#### DIRECTIONS FOR THIS TASK
Go through the material and pull out every line with the string "नगरप" in it.

══════════════════════════════

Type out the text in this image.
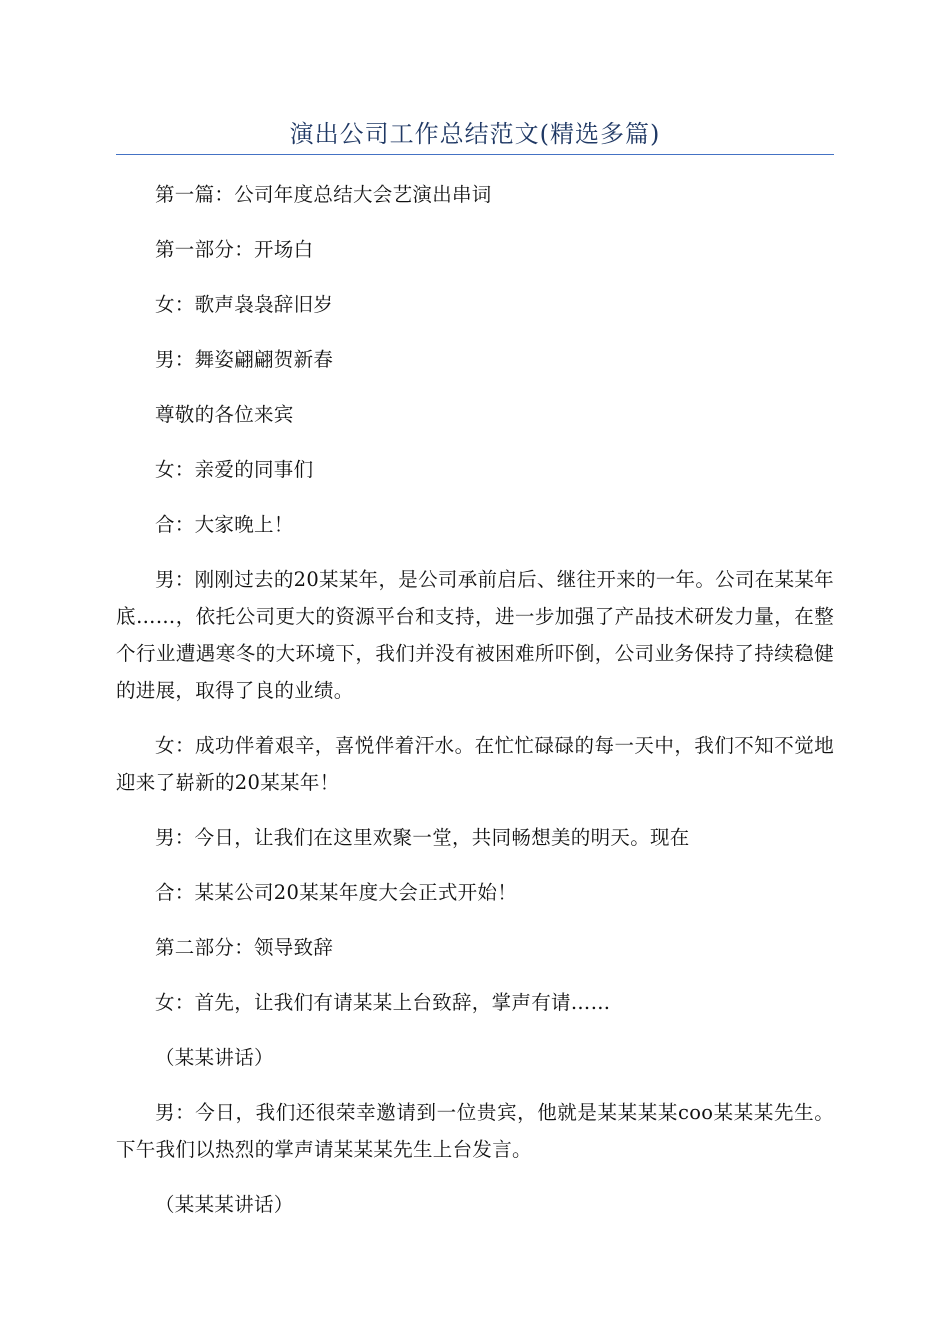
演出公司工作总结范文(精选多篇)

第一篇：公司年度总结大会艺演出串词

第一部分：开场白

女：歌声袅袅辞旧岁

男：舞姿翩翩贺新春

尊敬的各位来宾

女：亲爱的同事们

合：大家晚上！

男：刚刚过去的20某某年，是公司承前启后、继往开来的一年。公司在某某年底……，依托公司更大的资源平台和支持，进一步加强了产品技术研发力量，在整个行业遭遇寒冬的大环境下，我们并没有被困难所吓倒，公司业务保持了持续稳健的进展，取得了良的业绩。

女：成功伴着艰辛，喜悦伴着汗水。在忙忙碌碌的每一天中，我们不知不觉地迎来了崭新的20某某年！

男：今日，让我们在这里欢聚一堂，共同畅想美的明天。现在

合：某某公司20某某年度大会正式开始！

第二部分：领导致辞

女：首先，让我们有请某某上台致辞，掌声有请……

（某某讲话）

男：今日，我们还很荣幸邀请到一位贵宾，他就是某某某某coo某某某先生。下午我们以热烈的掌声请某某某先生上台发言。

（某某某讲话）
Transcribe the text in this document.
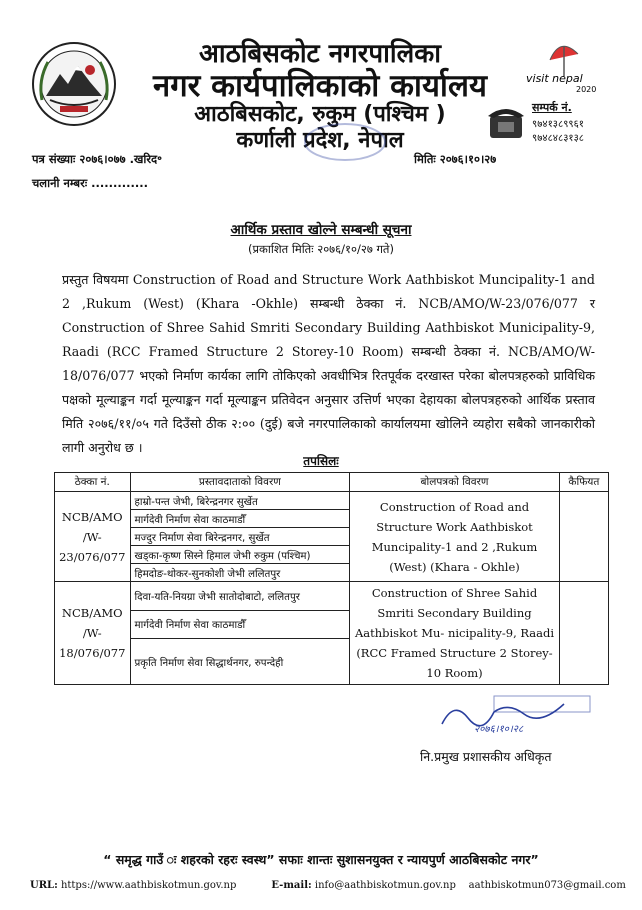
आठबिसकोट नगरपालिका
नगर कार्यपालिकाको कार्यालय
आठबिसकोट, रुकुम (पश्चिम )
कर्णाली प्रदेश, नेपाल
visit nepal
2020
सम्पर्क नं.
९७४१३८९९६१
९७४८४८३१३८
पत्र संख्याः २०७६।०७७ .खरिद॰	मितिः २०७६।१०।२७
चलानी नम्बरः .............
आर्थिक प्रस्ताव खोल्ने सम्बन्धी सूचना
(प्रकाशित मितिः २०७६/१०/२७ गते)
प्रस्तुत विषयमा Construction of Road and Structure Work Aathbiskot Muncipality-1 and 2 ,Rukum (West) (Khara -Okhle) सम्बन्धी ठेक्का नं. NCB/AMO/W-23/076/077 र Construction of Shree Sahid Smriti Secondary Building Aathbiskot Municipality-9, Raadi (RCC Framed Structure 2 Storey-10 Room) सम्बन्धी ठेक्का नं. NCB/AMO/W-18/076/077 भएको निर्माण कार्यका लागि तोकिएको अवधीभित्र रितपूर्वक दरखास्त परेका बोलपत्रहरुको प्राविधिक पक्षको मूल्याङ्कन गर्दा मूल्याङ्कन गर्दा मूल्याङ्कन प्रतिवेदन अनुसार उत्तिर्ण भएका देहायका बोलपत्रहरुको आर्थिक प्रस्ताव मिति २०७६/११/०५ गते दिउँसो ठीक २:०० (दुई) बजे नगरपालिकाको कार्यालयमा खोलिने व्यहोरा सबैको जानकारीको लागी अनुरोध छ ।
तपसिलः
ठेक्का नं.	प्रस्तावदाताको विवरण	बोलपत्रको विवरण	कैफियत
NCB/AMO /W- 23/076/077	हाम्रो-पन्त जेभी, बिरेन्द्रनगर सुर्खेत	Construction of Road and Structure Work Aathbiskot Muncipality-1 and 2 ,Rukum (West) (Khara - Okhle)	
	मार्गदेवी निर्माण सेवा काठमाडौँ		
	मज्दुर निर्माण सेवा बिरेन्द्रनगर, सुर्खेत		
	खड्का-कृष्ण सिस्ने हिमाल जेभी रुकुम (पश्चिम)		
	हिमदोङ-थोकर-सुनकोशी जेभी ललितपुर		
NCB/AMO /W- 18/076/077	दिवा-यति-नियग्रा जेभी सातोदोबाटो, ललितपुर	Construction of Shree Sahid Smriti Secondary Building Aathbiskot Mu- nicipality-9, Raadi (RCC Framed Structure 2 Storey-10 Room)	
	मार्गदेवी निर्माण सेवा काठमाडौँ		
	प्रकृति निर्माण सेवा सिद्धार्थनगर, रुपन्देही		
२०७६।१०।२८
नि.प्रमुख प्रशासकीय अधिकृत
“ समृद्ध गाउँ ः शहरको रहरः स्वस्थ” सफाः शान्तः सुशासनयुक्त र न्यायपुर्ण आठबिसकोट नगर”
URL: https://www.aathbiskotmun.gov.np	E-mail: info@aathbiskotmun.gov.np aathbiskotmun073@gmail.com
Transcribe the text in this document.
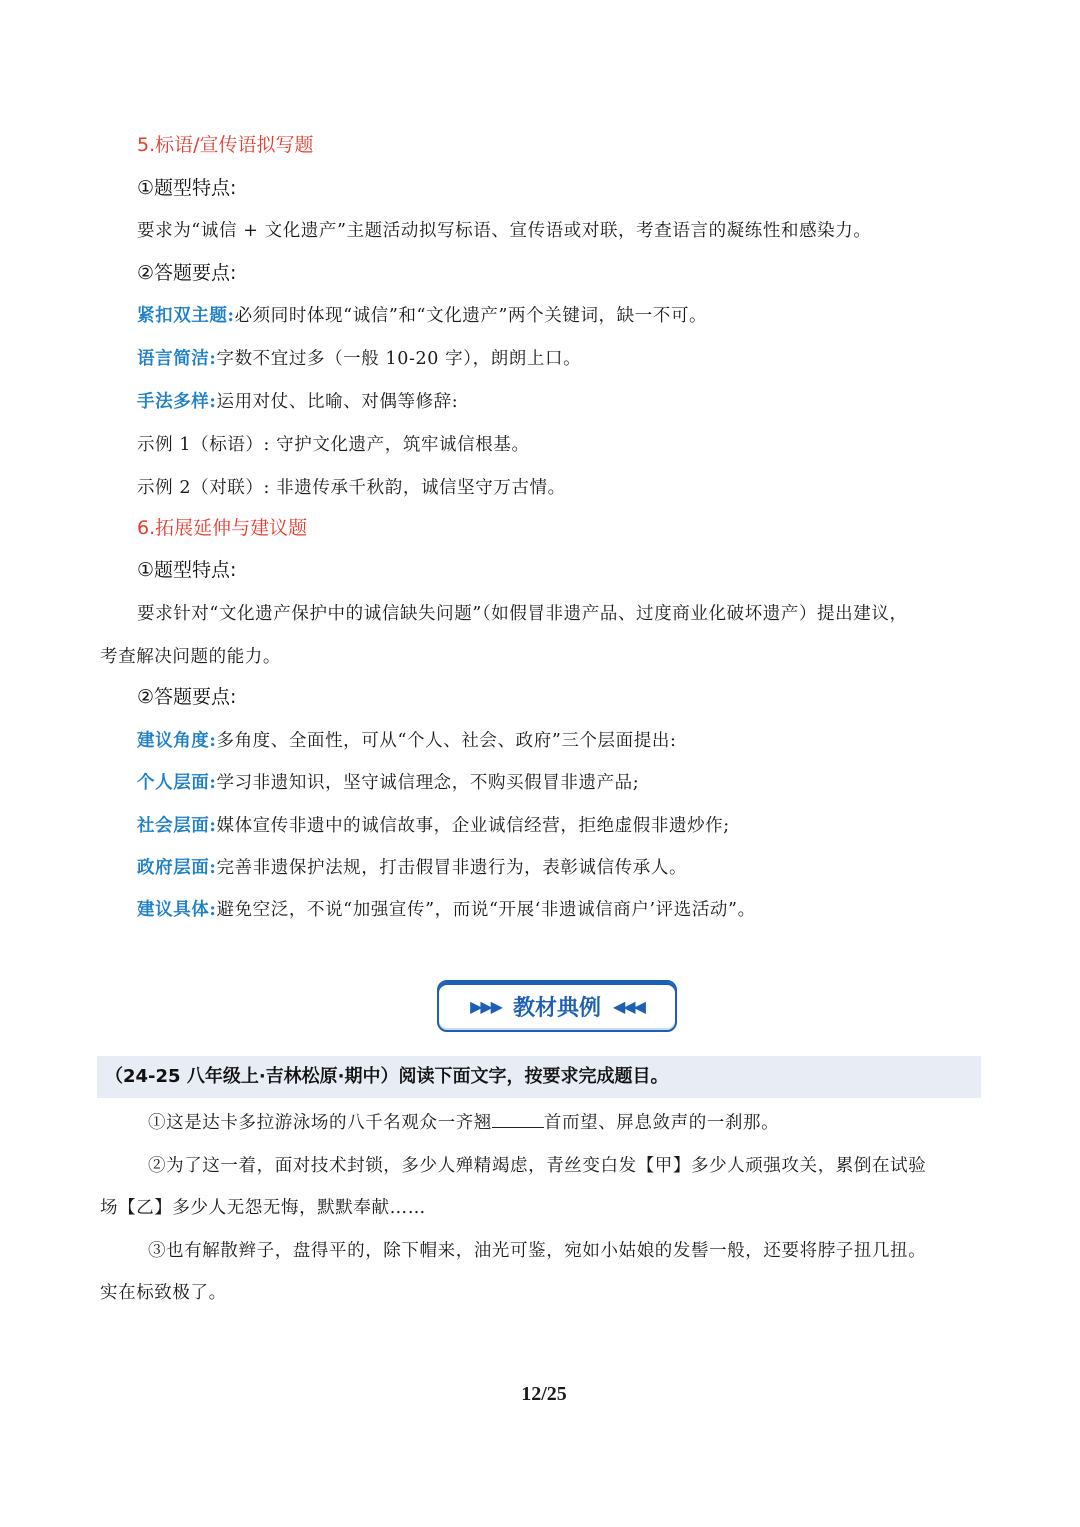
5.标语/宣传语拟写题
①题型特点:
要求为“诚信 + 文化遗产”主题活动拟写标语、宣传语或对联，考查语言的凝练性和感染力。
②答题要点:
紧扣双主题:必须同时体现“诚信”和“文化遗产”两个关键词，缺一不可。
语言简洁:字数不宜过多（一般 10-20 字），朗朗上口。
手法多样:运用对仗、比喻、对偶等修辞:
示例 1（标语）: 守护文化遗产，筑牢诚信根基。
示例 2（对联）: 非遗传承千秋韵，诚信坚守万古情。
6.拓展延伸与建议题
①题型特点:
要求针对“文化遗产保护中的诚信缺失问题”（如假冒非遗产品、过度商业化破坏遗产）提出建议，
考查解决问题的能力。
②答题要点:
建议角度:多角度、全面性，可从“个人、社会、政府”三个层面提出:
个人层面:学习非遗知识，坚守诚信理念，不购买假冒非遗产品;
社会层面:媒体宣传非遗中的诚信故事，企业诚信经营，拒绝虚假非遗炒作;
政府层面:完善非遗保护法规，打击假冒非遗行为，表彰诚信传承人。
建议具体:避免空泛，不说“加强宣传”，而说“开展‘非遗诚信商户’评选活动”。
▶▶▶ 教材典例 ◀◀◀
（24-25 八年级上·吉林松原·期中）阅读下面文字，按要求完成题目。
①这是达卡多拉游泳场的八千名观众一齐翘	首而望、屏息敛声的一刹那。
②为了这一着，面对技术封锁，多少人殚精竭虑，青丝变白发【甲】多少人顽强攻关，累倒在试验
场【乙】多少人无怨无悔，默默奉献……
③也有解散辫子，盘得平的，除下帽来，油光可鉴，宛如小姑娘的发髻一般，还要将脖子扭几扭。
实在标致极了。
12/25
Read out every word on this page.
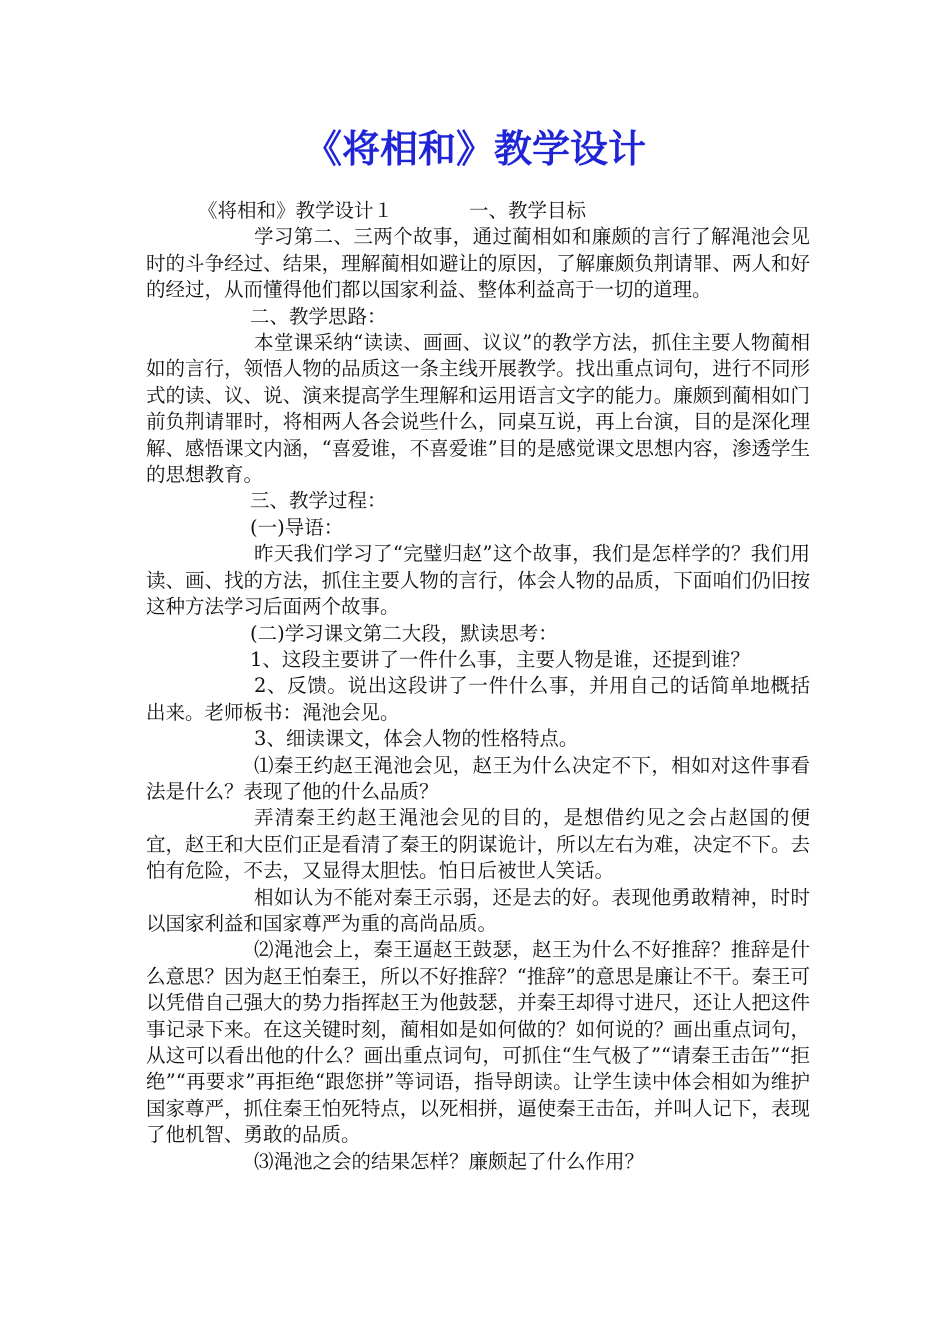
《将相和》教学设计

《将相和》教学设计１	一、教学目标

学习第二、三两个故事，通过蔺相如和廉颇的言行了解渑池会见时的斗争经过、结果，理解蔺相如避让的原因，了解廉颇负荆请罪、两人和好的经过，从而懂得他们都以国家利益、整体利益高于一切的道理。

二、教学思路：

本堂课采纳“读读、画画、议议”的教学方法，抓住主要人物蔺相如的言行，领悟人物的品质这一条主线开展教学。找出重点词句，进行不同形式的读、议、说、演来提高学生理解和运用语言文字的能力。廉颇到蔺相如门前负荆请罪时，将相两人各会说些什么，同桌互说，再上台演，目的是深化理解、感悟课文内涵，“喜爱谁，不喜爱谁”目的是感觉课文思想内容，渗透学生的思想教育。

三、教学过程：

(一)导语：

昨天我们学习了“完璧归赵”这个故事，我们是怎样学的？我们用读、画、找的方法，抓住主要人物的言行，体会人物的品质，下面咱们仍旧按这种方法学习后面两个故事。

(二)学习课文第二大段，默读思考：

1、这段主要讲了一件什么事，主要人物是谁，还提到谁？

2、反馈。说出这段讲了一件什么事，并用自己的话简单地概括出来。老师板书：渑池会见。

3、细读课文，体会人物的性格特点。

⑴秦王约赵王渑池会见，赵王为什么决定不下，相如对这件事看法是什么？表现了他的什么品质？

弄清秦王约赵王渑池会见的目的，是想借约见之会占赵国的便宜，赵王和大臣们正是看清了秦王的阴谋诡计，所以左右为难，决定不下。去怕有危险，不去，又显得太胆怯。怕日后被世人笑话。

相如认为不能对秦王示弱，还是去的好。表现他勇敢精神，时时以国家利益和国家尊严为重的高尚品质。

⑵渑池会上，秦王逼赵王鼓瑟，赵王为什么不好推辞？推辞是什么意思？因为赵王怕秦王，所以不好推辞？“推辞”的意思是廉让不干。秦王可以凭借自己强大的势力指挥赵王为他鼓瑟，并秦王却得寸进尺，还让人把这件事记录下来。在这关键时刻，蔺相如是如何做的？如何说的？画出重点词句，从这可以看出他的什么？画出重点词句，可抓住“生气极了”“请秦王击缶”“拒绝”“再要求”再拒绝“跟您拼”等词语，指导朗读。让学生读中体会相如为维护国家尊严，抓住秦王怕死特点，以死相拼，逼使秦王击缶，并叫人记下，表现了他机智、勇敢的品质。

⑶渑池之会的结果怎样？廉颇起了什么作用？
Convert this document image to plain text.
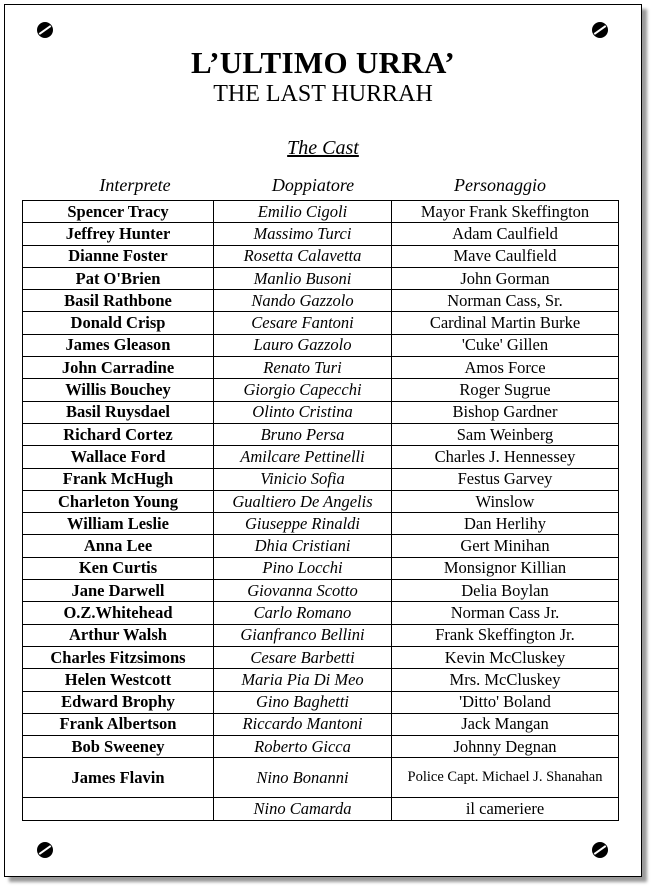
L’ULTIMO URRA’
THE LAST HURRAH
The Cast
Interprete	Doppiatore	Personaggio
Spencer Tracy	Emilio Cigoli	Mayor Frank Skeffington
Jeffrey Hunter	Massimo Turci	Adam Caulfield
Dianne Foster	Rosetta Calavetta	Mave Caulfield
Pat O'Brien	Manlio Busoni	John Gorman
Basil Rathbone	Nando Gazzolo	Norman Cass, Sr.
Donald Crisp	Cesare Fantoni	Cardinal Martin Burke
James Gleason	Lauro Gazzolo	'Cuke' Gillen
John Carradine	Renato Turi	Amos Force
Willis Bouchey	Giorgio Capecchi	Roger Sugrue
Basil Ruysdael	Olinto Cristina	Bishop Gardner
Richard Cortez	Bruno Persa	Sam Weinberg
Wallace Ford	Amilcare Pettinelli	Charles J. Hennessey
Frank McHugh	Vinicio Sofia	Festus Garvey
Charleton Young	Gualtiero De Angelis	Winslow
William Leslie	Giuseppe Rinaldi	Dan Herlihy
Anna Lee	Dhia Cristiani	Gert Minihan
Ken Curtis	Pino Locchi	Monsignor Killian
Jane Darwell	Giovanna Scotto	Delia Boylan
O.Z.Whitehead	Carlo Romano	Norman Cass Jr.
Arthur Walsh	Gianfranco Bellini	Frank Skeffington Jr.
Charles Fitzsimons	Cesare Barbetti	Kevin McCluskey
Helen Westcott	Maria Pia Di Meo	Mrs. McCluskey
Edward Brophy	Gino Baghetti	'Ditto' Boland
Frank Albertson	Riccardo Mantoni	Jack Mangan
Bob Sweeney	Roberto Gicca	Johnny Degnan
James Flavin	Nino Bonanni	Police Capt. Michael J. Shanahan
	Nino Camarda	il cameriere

══════════════════════════════

#### RESPONSE BELOW
आठबिसकोट नगरपालिका
प्रस्तुत विषयमा Construction of Road and Structure Work Aathbiskot Muncipality-1 and 2 ,Rukum (West) (Khara -Okhle) सम्बन्धी ठेक्का नं. NCB/AMO/W-23/076/077 र Construction of Shree Sahid Smriti Secondary Building Aathbiskot Municipality-9, Raadi (RCC Framed Structure 2 Storey-10 Room) सम्बन्धी ठेक्का नं. NCB/AMO/W-18/076/077 भएको निर्माण कार्यका लागि तोकिएको अवधीभित्र रितपूर्वक दरखास्त परेका बोलपत्रहरुको प्राविधिक पक्षको मूल्याङ्कन गर्दा मूल्याङ्कन गर्दा मूल्याङ्कन प्रतिवेदन अनुसार उत्तिर्ण भएका देहायका बोलपत्रहरुको आर्थिक प्रस्ताव मिति २०७६/११/०५ गते दिउँसो ठीक २:०० (दुई) बजे नगरपालिकाको कार्यालयमा खोलिने व्यहोरा सबैको जानकारीको लागी अनुरोध छ ।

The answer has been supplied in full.